WRITTEN PROBLEM:
Each of the entries should be retyped precisely as it appears.

Data entries
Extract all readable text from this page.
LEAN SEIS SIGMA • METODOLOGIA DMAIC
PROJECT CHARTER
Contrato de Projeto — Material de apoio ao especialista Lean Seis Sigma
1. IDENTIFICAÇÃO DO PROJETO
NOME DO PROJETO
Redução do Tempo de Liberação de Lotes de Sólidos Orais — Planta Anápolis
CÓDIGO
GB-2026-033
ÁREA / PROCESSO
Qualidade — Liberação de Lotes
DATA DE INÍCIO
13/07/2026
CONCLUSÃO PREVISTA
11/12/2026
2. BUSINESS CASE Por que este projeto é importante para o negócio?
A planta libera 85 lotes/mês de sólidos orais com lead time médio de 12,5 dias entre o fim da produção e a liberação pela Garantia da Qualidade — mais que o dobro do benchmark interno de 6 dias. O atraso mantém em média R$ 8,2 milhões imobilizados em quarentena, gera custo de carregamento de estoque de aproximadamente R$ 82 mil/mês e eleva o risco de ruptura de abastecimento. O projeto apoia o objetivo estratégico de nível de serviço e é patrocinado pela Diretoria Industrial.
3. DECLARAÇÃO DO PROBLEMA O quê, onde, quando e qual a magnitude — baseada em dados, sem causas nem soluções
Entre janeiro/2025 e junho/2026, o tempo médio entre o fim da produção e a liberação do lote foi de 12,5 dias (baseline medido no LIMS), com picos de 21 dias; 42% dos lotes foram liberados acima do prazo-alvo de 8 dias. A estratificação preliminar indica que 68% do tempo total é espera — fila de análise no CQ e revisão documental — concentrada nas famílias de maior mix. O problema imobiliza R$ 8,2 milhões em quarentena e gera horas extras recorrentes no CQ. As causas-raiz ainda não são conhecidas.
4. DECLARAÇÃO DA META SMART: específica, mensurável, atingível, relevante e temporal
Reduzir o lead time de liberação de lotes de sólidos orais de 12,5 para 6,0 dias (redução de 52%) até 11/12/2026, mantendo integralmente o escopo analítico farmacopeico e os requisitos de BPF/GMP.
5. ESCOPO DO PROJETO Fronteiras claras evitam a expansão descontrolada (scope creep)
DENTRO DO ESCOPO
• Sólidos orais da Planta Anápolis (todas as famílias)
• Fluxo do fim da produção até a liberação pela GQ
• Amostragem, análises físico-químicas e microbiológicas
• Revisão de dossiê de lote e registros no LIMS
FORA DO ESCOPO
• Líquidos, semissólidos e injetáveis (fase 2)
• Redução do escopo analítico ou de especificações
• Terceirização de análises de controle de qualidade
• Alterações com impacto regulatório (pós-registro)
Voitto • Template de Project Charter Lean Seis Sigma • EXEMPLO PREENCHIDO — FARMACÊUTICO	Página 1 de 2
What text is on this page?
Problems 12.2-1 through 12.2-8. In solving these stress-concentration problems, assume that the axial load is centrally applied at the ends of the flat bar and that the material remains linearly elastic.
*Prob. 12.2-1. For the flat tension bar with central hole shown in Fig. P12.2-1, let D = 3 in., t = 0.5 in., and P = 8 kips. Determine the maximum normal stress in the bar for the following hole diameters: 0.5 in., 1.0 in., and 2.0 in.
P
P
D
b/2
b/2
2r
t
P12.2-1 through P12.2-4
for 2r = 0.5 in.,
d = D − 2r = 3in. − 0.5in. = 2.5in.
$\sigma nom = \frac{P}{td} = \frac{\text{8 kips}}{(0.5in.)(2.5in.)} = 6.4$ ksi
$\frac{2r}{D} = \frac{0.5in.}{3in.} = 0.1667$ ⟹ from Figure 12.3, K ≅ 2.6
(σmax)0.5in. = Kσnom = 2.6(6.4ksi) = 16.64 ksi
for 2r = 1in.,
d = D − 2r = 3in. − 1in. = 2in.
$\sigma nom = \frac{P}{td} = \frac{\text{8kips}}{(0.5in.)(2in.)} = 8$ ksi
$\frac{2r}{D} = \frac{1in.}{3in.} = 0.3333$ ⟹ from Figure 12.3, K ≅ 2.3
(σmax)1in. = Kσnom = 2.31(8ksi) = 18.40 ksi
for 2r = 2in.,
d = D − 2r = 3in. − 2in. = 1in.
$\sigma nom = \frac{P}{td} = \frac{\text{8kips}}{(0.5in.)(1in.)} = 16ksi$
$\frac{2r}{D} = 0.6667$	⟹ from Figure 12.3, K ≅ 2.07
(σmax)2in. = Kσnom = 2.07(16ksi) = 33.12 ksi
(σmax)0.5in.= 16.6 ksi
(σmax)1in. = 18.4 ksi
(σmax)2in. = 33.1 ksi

EXERCISE SOLUTION:
Extract all readable text from this page.
LEAN SEIS SIGMA • METODOLOGIA DMAIC
PROJECT CHARTER
Contrato de Projeto — Material de apoio ao especialista Lean Seis Sigma
1. IDENTIFICAÇÃO DO PROJETO
NOME DO PROJETO
Redução do Tempo de Liberação de Lotes de Sólidos Orais — Planta Anápolis
CÓDIGO
GB-2026-033
ÁREA / PROCESSO
Qualidade — Liberação de Lotes
DATA DE INÍCIO
13/07/2026
CONCLUSÃO PREVISTA
11/12/2026
2. BUSINESS CASE Por que este projeto é importante para o negócio?
A planta libera 85 lotes/mês de sólidos orais com lead time médio de 12,5 dias entre o fim da produção e a liberação pela Garantia da Qualidade — mais que o dobro do benchmark interno de 6 dias. O atraso mantém em média R$ 8,2 milhões imobilizados em quarentena, gera custo de carregamento de estoque de aproximadamente R$ 82 mil/mês e eleva o risco de ruptura de abastecimento. O projeto apoia o objetivo estratégico de nível de serviço e é patrocinado pela Diretoria Industrial.
3. DECLARAÇÃO DO PROBLEMA O quê, onde, quando e qual a magnitude — baseada em dados, sem causas nem soluções
Entre janeiro/2025 e junho/2026, o tempo médio entre o fim da produção e a liberação do lote foi de 12,5 dias (baseline medido no LIMS), com picos de 21 dias; 42% dos lotes foram liberados acima do prazo-alvo de 8 dias. A estratificação preliminar indica que 68% do tempo total é espera — fila de análise no CQ e revisão documental — concentrada nas famílias de maior mix. O problema imobiliza R$ 8,2 milhões em quarentena e gera horas extras recorrentes no CQ. As causas-raiz ainda não são conhecidas.
4. DECLARAÇÃO DA META SMART: específica, mensurável, atingível, relevante e temporal
Reduzir o lead time de liberação de lotes de sólidos orais de 12,5 para 6,0 dias (redução de 52%) até 11/12/2026, mantendo integralmente o escopo analítico farmacopeico e os requisitos de BPF/GMP.
5. ESCOPO DO PROJETO Fronteiras claras evitam a expansão descontrolada (scope creep)
DENTRO DO ESCOPO
• Sólidos orais da Planta Anápolis (todas as famílias)
• Fluxo do fim da produção até a liberação pela GQ
• Amostragem, análises físico-químicas e microbiológicas
• Revisão de dossiê de lote e registros no LIMS
FORA DO ESCOPO
• Líquidos, semissólidos e injetáveis (fase 2)
• Redução do escopo analítico ou de especificações
• Terceirização de análises de controle de qualidade
• Alterações com impacto regulatório (pós-registro)
Voitto • Template de Project Charter Lean Seis Sigma • EXEMPLO PREENCHIDO — FARMACÊUTICO	Página 1 de 2
What text is on this page?
Problems 12.2-1 through 12.2-8. In solving these stress-concentration problems, assume that the axial load is centrally applied at the ends of the flat bar and that the material remains linearly elastic.
*Prob. 12.2-1. For the flat tension bar with central hole shown in Fig. P12.2-1, let D = 3 in., t = 0.5 in., and P = 8 kips. Determine the maximum normal stress in the bar for the following hole diameters: 0.5 in., 1.0 in., and 2.0 in.
P
P
D
b/2
b/2
2r
t
P12.2-1 through P12.2-4
for 2r = 0.5 in.,
d = D − 2r = 3in. − 0.5in. = 2.5in.
$\sigma nom = \frac{P}{td} = \frac{\text{8 kips}}{(0.5in.)(2.5in.)} = 6.4$ ksi
$\frac{2r}{D} = \frac{0.5in.}{3in.} = 0.1667$ ⟹ from Figure 12.3, K ≅ 2.6
(σmax)0.5in. = Kσnom = 2.6(6.4ksi) = 16.64 ksi
for 2r = 1in.,
d = D − 2r = 3in. − 1in. = 2in.
$\sigma nom = \frac{P}{td} = \frac{\text{8kips}}{(0.5in.)(2in.)} = 8$ ksi
$\frac{2r}{D} = \frac{1in.}{3in.} = 0.3333$ ⟹ from Figure 12.3, K ≅ 2.3
(σmax)1in. = Kσnom = 2.31(8ksi) = 18.40 ksi
for 2r = 2in.,
d = D − 2r = 3in. − 2in. = 1in.
$\sigma nom = \frac{P}{td} = \frac{\text{8kips}}{(0.5in.)(1in.)} = 16ksi$
$\frac{2r}{D} = 0.6667$	⟹ from Figure 12.3, K ≅ 2.07
(σmax)2in. = Kσnom = 2.07(16ksi) = 33.12 ksi
(σmax)0.5in.= 16.6 ksi
(σmax)1in. = 18.4 ksi
(σmax)2in. = 33.1 ksi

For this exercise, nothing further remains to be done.